_Written request_.
Copy out the entries exactly, from the first line to the last.

Dataset entries on figures:

◆ ◆ ◆ ◆

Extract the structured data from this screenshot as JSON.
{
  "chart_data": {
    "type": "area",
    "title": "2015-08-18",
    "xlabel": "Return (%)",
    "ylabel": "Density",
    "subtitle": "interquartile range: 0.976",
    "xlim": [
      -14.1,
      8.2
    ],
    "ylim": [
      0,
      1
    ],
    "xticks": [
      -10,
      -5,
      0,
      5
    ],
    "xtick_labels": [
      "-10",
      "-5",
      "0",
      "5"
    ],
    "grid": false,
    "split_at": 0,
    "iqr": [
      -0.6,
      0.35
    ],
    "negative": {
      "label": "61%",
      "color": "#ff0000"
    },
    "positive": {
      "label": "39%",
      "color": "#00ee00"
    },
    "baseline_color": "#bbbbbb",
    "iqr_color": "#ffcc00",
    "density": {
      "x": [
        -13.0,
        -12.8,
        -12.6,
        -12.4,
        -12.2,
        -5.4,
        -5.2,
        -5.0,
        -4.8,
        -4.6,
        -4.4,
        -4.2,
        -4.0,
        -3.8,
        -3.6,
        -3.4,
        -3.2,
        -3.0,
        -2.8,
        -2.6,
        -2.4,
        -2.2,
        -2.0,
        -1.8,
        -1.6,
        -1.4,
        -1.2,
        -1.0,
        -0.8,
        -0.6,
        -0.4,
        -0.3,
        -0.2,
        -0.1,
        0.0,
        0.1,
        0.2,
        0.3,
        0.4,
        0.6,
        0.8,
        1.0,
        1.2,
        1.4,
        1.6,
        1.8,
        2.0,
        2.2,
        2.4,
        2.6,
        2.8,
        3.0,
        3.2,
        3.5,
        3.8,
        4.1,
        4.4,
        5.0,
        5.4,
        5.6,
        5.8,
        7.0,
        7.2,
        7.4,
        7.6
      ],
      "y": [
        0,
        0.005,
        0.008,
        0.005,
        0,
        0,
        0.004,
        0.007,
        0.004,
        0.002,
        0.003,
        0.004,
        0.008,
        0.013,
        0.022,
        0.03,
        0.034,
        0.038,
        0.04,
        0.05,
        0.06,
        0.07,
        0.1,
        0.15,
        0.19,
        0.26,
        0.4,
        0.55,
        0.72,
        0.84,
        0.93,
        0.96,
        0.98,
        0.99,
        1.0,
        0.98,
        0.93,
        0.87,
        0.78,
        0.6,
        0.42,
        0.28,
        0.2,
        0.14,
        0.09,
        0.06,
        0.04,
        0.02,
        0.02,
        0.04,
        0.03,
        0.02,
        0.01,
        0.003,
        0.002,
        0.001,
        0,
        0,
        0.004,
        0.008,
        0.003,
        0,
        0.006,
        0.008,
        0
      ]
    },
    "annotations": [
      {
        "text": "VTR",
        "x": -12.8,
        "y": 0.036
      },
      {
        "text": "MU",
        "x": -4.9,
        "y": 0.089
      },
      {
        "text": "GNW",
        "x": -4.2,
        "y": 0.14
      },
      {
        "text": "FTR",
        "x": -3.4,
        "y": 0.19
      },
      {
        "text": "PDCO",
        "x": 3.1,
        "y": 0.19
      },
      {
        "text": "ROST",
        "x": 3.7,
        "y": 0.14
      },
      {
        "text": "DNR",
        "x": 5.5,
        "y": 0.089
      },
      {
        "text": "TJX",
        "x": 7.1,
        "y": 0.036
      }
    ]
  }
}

◆ ◆ ◆ ◆

_Written reply_.
Extract the structured data from this screenshot as JSON.
{
  "chart_data": {
    "type": "area",
    "title": "2015-08-18",
    "xlabel": "Return (%)",
    "ylabel": "Density",
    "subtitle": "interquartile range: 0.976",
    "xlim": [
      -14.1,
      8.2
    ],
    "ylim": [
      0,
      1
    ],
    "xticks": [
      -10,
      -5,
      0,
      5
    ],
    "xtick_labels": [
      "-10",
      "-5",
      "0",
      "5"
    ],
    "grid": false,
    "split_at": 0,
    "iqr": [
      -0.6,
      0.35
    ],
    "negative": {
      "label": "61%",
      "color": "#ff0000"
    },
    "positive": {
      "label": "39%",
      "color": "#00ee00"
    },
    "baseline_color": "#bbbbbb",
    "iqr_color": "#ffcc00",
    "density": {
      "x": [
        -13.0,
        -12.8,
        -12.6,
        -12.4,
        -12.2,
        -5.4,
        -5.2,
        -5.0,
        -4.8,
        -4.6,
        -4.4,
        -4.2,
        -4.0,
        -3.8,
        -3.6,
        -3.4,
        -3.2,
        -3.0,
        -2.8,
        -2.6,
        -2.4,
        -2.2,
        -2.0,
        -1.8,
        -1.6,
        -1.4,
        -1.2,
        -1.0,
        -0.8,
        -0.6,
        -0.4,
        -0.3,
        -0.2,
        -0.1,
        0.0,
        0.1,
        0.2,
        0.3,
        0.4,
        0.6,
        0.8,
        1.0,
        1.2,
        1.4,
        1.6,
        1.8,
        2.0,
        2.2,
        2.4,
        2.6,
        2.8,
        3.0,
        3.2,
        3.5,
        3.8,
        4.1,
        4.4,
        5.0,
        5.4,
        5.6,
        5.8,
        7.0,
        7.2,
        7.4,
        7.6
      ],
      "y": [
        0,
        0.005,
        0.008,
        0.005,
        0,
        0,
        0.004,
        0.007,
        0.004,
        0.002,
        0.003,
        0.004,
        0.008,
        0.013,
        0.022,
        0.03,
        0.034,
        0.038,
        0.04,
        0.05,
        0.06,
        0.07,
        0.1,
        0.15,
        0.19,
        0.26,
        0.4,
        0.55,
        0.72,
        0.84,
        0.93,
        0.96,
        0.98,
        0.99,
        1.0,
        0.98,
        0.93,
        0.87,
        0.78,
        0.6,
        0.42,
        0.28,
        0.2,
        0.14,
        0.09,
        0.06,
        0.04,
        0.02,
        0.02,
        0.04,
        0.03,
        0.02,
        0.01,
        0.003,
        0.002,
        0.001,
        0,
        0,
        0.004,
        0.008,
        0.003,
        0,
        0.006,
        0.008,
        0
      ]
    },
    "annotations": [
      {
        "text": "VTR",
        "x": -12.8,
        "y": 0.036
      },
      {
        "text": "MU",
        "x": -4.9,
        "y": 0.089
      },
      {
        "text": "GNW",
        "x": -4.2,
        "y": 0.14
      },
      {
        "text": "FTR",
        "x": -3.4,
        "y": 0.19
      },
      {
        "text": "PDCO",
        "x": 3.1,
        "y": 0.19
      },
      {
        "text": "ROST",
        "x": 3.7,
        "y": 0.14
      },
      {
        "text": "DNR",
        "x": 5.5,
        "y": 0.089
      },
      {
        "text": "TJX",
        "x": 7.1,
        "y": 0.036
      }
    ]
  }
}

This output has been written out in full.